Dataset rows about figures
====================
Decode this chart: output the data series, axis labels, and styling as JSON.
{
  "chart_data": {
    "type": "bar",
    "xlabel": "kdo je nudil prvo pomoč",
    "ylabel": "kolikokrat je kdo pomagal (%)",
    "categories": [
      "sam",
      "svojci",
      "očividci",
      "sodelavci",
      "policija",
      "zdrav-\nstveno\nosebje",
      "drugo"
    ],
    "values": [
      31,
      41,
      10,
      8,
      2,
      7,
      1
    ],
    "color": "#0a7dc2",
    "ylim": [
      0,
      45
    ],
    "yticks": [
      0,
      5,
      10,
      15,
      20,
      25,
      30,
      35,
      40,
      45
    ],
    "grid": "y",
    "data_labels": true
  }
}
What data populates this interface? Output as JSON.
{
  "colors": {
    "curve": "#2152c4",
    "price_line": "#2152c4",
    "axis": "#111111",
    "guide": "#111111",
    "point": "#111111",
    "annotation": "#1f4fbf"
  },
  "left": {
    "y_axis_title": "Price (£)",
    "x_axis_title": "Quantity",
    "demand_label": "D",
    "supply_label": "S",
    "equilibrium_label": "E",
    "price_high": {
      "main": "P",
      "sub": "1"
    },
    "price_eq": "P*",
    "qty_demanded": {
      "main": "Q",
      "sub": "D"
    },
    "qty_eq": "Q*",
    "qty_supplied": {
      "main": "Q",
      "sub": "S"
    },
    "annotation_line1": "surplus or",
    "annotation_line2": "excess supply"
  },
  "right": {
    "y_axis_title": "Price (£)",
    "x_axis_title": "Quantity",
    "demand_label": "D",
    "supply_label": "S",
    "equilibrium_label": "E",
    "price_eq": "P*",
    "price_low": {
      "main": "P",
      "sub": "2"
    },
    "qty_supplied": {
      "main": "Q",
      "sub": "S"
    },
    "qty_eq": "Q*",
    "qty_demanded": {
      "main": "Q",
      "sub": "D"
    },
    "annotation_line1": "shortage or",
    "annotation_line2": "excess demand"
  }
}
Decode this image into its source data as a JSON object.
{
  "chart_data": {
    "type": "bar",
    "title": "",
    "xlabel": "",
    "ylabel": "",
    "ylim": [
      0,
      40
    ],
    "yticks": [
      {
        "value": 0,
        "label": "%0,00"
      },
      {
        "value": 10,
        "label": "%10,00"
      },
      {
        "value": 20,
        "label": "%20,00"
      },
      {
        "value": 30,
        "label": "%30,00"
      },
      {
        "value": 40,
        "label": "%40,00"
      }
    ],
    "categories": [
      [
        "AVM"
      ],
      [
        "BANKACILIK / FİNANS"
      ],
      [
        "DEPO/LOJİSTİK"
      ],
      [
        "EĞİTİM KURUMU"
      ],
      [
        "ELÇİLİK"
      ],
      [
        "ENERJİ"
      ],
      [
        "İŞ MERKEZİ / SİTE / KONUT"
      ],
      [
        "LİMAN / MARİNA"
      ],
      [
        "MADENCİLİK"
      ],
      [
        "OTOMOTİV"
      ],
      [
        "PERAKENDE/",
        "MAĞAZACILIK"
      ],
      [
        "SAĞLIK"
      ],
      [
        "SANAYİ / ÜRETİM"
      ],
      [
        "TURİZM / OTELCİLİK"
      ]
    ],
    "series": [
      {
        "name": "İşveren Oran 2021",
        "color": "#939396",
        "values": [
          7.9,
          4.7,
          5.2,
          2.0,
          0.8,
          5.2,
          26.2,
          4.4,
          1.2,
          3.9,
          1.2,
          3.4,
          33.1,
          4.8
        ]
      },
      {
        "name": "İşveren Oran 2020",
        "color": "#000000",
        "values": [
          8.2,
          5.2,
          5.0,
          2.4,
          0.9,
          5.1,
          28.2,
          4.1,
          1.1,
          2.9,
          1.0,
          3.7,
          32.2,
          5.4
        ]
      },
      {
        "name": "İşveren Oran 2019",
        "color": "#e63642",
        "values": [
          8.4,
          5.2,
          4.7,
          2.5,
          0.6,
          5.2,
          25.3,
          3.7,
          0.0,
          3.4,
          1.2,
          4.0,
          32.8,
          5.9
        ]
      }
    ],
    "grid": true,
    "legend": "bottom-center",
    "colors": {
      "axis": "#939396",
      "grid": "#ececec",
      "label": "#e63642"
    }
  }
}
====================
- _Problem statement_
Go through the entries and repeat each one exactly.

- _Completed exercise_
Decode this chart: output the data series, axis labels, and styling as JSON.
{
  "chart_data": {
    "type": "bar",
    "xlabel": "kdo je nudil prvo pomoč",
    "ylabel": "kolikokrat je kdo pomagal (%)",
    "categories": [
      "sam",
      "svojci",
      "očividci",
      "sodelavci",
      "policija",
      "zdrav-\nstveno\nosebje",
      "drugo"
    ],
    "values": [
      31,
      41,
      10,
      8,
      2,
      7,
      1
    ],
    "color": "#0a7dc2",
    "ylim": [
      0,
      45
    ],
    "yticks": [
      0,
      5,
      10,
      15,
      20,
      25,
      30,
      35,
      40,
      45
    ],
    "grid": "y",
    "data_labels": true
  }
}
What data populates this interface? Output as JSON.
{
  "colors": {
    "curve": "#2152c4",
    "price_line": "#2152c4",
    "axis": "#111111",
    "guide": "#111111",
    "point": "#111111",
    "annotation": "#1f4fbf"
  },
  "left": {
    "y_axis_title": "Price (£)",
    "x_axis_title": "Quantity",
    "demand_label": "D",
    "supply_label": "S",
    "equilibrium_label": "E",
    "price_high": {
      "main": "P",
      "sub": "1"
    },
    "price_eq": "P*",
    "qty_demanded": {
      "main": "Q",
      "sub": "D"
    },
    "qty_eq": "Q*",
    "qty_supplied": {
      "main": "Q",
      "sub": "S"
    },
    "annotation_line1": "surplus or",
    "annotation_line2": "excess supply"
  },
  "right": {
    "y_axis_title": "Price (£)",
    "x_axis_title": "Quantity",
    "demand_label": "D",
    "supply_label": "S",
    "equilibrium_label": "E",
    "price_eq": "P*",
    "price_low": {
      "main": "P",
      "sub": "2"
    },
    "qty_supplied": {
      "main": "Q",
      "sub": "S"
    },
    "qty_eq": "Q*",
    "qty_demanded": {
      "main": "Q",
      "sub": "D"
    },
    "annotation_line1": "shortage or",
    "annotation_line2": "excess demand"
  }
}
Decode this image into its source data as a JSON object.
{
  "chart_data": {
    "type": "bar",
    "title": "",
    "xlabel": "",
    "ylabel": "",
    "ylim": [
      0,
      40
    ],
    "yticks": [
      {
        "value": 0,
        "label": "%0,00"
      },
      {
        "value": 10,
        "label": "%10,00"
      },
      {
        "value": 20,
        "label": "%20,00"
      },
      {
        "value": 30,
        "label": "%30,00"
      },
      {
        "value": 40,
        "label": "%40,00"
      }
    ],
    "categories": [
      [
        "AVM"
      ],
      [
        "BANKACILIK / FİNANS"
      ],
      [
        "DEPO/LOJİSTİK"
      ],
      [
        "EĞİTİM KURUMU"
      ],
      [
        "ELÇİLİK"
      ],
      [
        "ENERJİ"
      ],
      [
        "İŞ MERKEZİ / SİTE / KONUT"
      ],
      [
        "LİMAN / MARİNA"
      ],
      [
        "MADENCİLİK"
      ],
      [
        "OTOMOTİV"
      ],
      [
        "PERAKENDE/",
        "MAĞAZACILIK"
      ],
      [
        "SAĞLIK"
      ],
      [
        "SANAYİ / ÜRETİM"
      ],
      [
        "TURİZM / OTELCİLİK"
      ]
    ],
    "series": [
      {
        "name": "İşveren Oran 2021",
        "color": "#939396",
        "values": [
          7.9,
          4.7,
          5.2,
          2.0,
          0.8,
          5.2,
          26.2,
          4.4,
          1.2,
          3.9,
          1.2,
          3.4,
          33.1,
          4.8
        ]
      },
      {
        "name": "İşveren Oran 2020",
        "color": "#000000",
        "values": [
          8.2,
          5.2,
          5.0,
          2.4,
          0.9,
          5.1,
          28.2,
          4.1,
          1.1,
          2.9,
          1.0,
          3.7,
          32.2,
          5.4
        ]
      },
      {
        "name": "İşveren Oran 2019",
        "color": "#e63642",
        "values": [
          8.4,
          5.2,
          4.7,
          2.5,
          0.6,
          5.2,
          25.3,
          3.7,
          0.0,
          3.4,
          1.2,
          4.0,
          32.8,
          5.9
        ]
      }
    ],
    "grid": true,
    "legend": "bottom-center",
    "colors": {
      "axis": "#939396",
      "grid": "#ececec",
      "label": "#e63642"
    }
  }
}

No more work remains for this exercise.